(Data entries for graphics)
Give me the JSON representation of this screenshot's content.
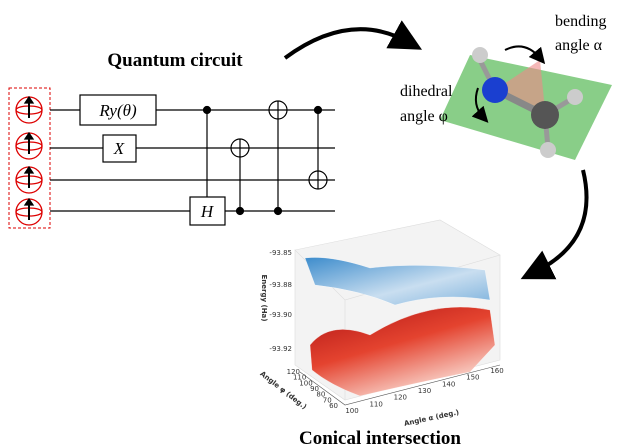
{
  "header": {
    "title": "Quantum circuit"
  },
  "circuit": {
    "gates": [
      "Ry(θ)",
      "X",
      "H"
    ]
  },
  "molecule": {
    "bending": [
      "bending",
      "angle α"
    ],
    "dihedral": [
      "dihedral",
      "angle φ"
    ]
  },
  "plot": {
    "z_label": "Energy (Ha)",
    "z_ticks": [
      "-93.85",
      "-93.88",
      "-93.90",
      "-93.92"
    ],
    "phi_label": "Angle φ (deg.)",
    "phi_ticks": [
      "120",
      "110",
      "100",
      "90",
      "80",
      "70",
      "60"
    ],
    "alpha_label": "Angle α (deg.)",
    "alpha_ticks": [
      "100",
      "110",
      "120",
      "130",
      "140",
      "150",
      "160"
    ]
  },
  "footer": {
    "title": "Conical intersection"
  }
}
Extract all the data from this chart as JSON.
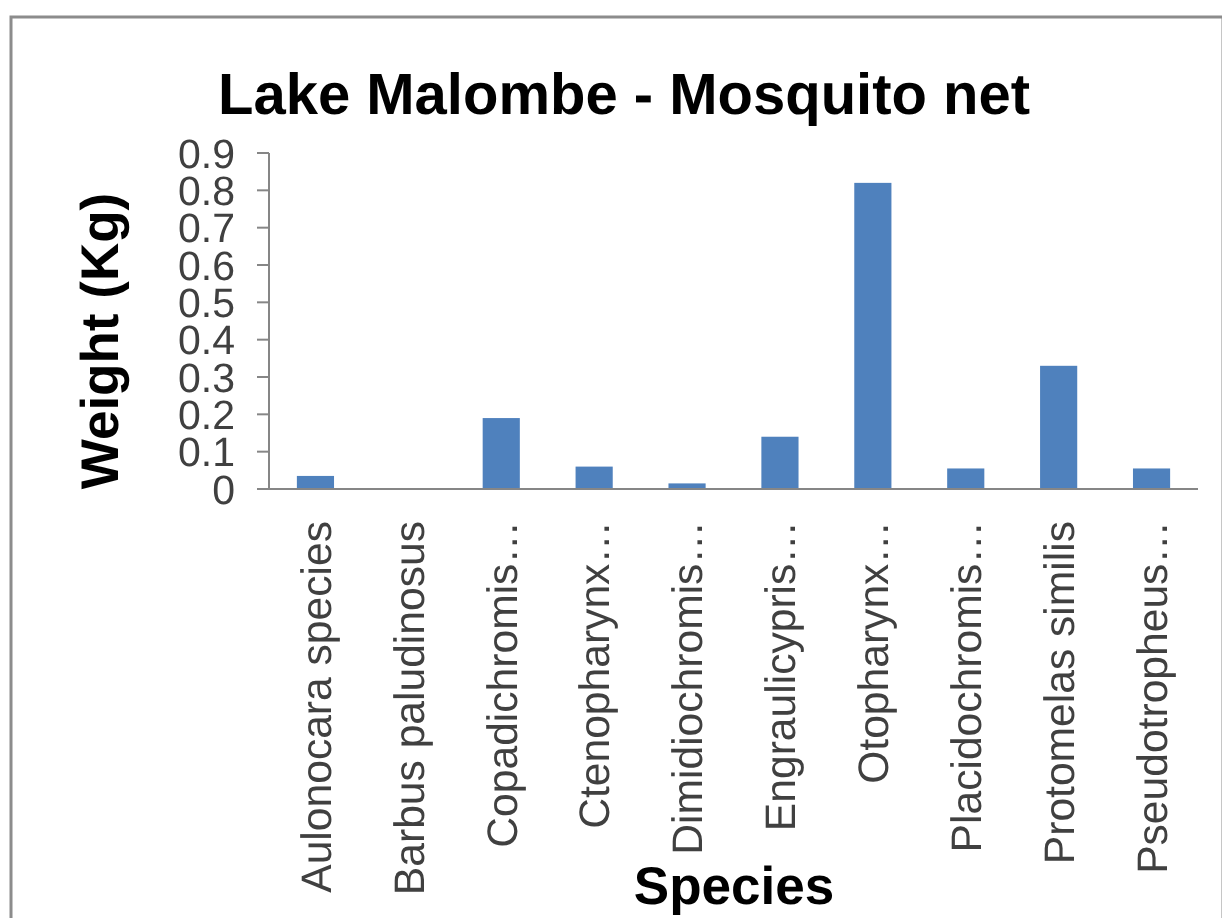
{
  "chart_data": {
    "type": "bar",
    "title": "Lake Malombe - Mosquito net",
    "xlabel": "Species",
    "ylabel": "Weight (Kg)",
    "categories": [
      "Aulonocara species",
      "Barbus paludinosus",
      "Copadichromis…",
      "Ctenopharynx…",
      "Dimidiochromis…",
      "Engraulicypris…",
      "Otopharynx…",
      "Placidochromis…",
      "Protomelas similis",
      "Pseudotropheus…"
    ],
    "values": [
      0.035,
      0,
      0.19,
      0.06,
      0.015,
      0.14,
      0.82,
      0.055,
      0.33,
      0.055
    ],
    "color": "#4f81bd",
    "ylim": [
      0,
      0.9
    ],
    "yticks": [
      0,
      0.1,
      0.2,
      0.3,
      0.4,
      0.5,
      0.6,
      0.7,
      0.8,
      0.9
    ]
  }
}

◆ Goal of the exercise: Quote every line word for word and keep the images out of the copy.

◆ Task response:
Give me the JSON representation of this screenshot's content.
{
  "header": {
    "title": "Quantum circuit"
  },
  "circuit": {
    "gates": [
      "Ry(θ)",
      "X",
      "H"
    ]
  },
  "molecule": {
    "bending": [
      "bending",
      "angle α"
    ],
    "dihedral": [
      "dihedral",
      "angle φ"
    ]
  },
  "plot": {
    "z_label": "Energy (Ha)",
    "z_ticks": [
      "-93.85",
      "-93.88",
      "-93.90",
      "-93.92"
    ],
    "phi_label": "Angle φ (deg.)",
    "phi_ticks": [
      "120",
      "110",
      "100",
      "90",
      "80",
      "70",
      "60"
    ],
    "alpha_label": "Angle α (deg.)",
    "alpha_ticks": [
      "100",
      "110",
      "120",
      "130",
      "140",
      "150",
      "160"
    ]
  },
  "footer": {
    "title": "Conical intersection"
  }
}
Extract all the data from this chart as JSON.
{
  "chart_data": {
    "type": "bar",
    "title": "Lake Malombe - Mosquito net",
    "xlabel": "Species",
    "ylabel": "Weight (Kg)",
    "categories": [
      "Aulonocara species",
      "Barbus paludinosus",
      "Copadichromis…",
      "Ctenopharynx…",
      "Dimidiochromis…",
      "Engraulicypris…",
      "Otopharynx…",
      "Placidochromis…",
      "Protomelas similis",
      "Pseudotropheus…"
    ],
    "values": [
      0.035,
      0,
      0.19,
      0.06,
      0.015,
      0.14,
      0.82,
      0.055,
      0.33,
      0.055
    ],
    "color": "#4f81bd",
    "ylim": [
      0,
      0.9
    ],
    "yticks": [
      0,
      0.1,
      0.2,
      0.3,
      0.4,
      0.5,
      0.6,
      0.7,
      0.8,
      0.9
    ]
  }
}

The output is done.